Records shown:
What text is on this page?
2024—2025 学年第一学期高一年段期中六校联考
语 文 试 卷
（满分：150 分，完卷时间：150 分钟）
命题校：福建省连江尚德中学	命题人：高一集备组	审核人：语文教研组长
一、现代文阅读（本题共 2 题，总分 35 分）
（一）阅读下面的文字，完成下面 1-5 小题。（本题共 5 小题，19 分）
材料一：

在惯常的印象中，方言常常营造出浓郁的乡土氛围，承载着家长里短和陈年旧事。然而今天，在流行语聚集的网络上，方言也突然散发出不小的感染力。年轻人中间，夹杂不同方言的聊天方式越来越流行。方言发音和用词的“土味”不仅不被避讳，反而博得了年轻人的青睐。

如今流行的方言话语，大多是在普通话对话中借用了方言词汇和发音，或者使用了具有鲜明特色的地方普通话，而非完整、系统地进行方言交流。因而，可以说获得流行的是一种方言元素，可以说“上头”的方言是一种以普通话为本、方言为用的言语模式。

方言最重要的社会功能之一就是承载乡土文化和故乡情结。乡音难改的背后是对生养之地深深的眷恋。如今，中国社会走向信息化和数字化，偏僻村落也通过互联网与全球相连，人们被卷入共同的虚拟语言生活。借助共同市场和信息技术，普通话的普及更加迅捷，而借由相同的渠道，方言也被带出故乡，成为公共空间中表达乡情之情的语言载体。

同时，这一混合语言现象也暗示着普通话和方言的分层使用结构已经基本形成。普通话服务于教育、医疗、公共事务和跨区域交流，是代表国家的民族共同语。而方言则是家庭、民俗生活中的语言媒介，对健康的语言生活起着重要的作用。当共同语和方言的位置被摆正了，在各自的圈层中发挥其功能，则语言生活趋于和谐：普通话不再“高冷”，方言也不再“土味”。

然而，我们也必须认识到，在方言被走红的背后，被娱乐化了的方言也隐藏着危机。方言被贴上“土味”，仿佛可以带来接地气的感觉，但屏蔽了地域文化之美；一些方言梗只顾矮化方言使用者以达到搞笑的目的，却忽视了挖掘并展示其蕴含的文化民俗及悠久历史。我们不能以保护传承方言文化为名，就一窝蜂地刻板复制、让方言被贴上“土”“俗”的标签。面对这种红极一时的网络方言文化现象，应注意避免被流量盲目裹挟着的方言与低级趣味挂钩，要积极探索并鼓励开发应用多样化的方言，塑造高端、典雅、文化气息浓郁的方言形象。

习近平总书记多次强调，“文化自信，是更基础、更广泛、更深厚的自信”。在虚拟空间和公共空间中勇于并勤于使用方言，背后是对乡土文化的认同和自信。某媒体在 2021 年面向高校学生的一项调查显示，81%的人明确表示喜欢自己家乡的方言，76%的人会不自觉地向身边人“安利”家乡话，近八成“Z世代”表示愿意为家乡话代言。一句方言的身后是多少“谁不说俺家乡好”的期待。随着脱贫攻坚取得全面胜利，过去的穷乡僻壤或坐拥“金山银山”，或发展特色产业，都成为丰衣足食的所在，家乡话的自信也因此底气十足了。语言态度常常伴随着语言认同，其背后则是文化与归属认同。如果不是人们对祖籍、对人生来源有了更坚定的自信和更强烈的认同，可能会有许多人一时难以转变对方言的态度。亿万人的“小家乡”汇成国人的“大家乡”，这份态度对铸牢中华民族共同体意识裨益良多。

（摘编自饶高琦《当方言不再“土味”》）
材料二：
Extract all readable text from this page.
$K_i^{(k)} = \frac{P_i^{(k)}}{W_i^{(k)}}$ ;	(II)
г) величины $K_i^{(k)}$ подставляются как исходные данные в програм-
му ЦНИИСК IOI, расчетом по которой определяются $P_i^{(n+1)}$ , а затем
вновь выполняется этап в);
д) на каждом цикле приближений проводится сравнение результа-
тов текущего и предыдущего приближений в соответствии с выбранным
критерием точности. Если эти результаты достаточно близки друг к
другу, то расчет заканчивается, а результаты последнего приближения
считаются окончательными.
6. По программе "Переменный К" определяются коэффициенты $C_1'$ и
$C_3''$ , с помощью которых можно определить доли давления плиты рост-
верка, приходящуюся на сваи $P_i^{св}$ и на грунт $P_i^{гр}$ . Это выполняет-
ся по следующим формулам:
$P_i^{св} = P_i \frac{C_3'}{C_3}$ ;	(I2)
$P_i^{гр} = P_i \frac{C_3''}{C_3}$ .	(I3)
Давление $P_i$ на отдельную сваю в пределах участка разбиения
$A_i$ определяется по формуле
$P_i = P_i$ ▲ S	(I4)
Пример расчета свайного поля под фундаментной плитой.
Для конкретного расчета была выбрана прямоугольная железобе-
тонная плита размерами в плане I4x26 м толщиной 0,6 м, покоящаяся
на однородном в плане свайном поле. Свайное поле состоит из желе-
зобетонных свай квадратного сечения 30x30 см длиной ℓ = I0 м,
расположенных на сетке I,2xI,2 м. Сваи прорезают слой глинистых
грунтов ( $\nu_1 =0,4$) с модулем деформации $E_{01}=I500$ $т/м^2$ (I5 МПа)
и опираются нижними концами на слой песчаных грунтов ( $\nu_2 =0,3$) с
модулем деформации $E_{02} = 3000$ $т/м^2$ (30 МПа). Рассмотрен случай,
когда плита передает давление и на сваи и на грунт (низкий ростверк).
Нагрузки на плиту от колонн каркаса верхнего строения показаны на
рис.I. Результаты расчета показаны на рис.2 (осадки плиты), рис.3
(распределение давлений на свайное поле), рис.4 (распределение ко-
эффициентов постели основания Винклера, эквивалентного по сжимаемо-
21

Exercise instructions: Answer only with how many lines in the records include "показаны".

Response: 2